Task requirements |
Below are some records; give them all again exactly, but not the pictures.

Items |

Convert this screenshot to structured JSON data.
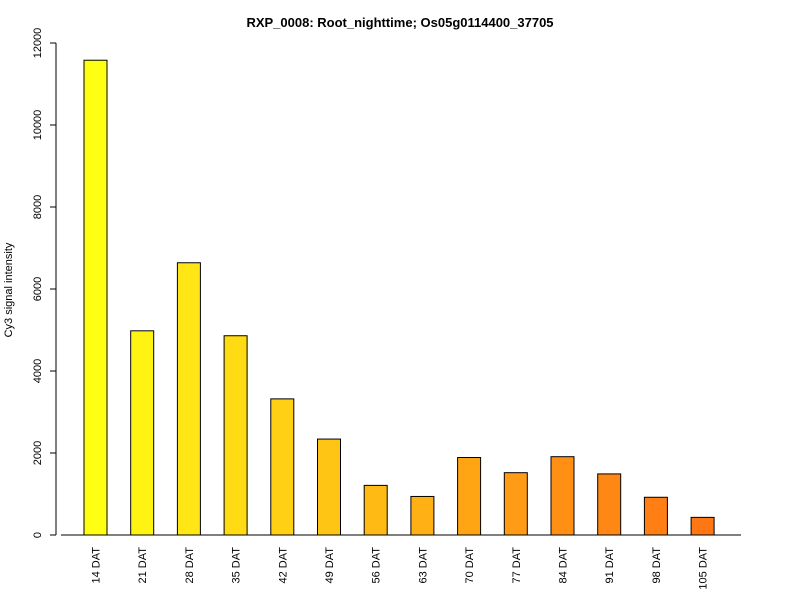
{
  "chart_data": {
    "type": "bar",
    "title": "RXP_0008: Root_nighttime; Os05g0114400_37705",
    "xlabel": "",
    "ylabel": "Cy3 signal intensity",
    "categories": [
      "14 DAT",
      "21 DAT",
      "28 DAT",
      "35 DAT",
      "42 DAT",
      "49 DAT",
      "56 DAT",
      "63 DAT",
      "70 DAT",
      "77 DAT",
      "84 DAT",
      "91 DAT",
      "98 DAT",
      "105 DAT"
    ],
    "values": [
      11580,
      4980,
      6640,
      4860,
      3320,
      2340,
      1210,
      940,
      1890,
      1520,
      1910,
      1490,
      920,
      430
    ],
    "colors": [
      "#FFFF14",
      "#FFF314",
      "#FFE614",
      "#FFDB14",
      "#FFD014",
      "#FFC514",
      "#FFBA14",
      "#FFB014",
      "#FFA514",
      "#FF9B14",
      "#FF9014",
      "#FF8714",
      "#FF7F14",
      "#FF7614"
    ],
    "ylim": [
      0,
      12000
    ],
    "yticks": [
      0,
      2000,
      4000,
      6000,
      8000,
      10000,
      12000
    ],
    "grid": false,
    "legend": "none"
  }
}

Response |
Convert this screenshot to structured JSON data.
{
  "chart_data": {
    "type": "bar",
    "title": "RXP_0008: Root_nighttime; Os05g0114400_37705",
    "xlabel": "",
    "ylabel": "Cy3 signal intensity",
    "categories": [
      "14 DAT",
      "21 DAT",
      "28 DAT",
      "35 DAT",
      "42 DAT",
      "49 DAT",
      "56 DAT",
      "63 DAT",
      "70 DAT",
      "77 DAT",
      "84 DAT",
      "91 DAT",
      "98 DAT",
      "105 DAT"
    ],
    "values": [
      11580,
      4980,
      6640,
      4860,
      3320,
      2340,
      1210,
      940,
      1890,
      1520,
      1910,
      1490,
      920,
      430
    ],
    "colors": [
      "#FFFF14",
      "#FFF314",
      "#FFE614",
      "#FFDB14",
      "#FFD014",
      "#FFC514",
      "#FFBA14",
      "#FFB014",
      "#FFA514",
      "#FF9B14",
      "#FF9014",
      "#FF8714",
      "#FF7F14",
      "#FF7614"
    ],
    "ylim": [
      0,
      12000
    ],
    "yticks": [
      0,
      2000,
      4000,
      6000,
      8000,
      10000,
      12000
    ],
    "grid": false,
    "legend": "none"
  }
}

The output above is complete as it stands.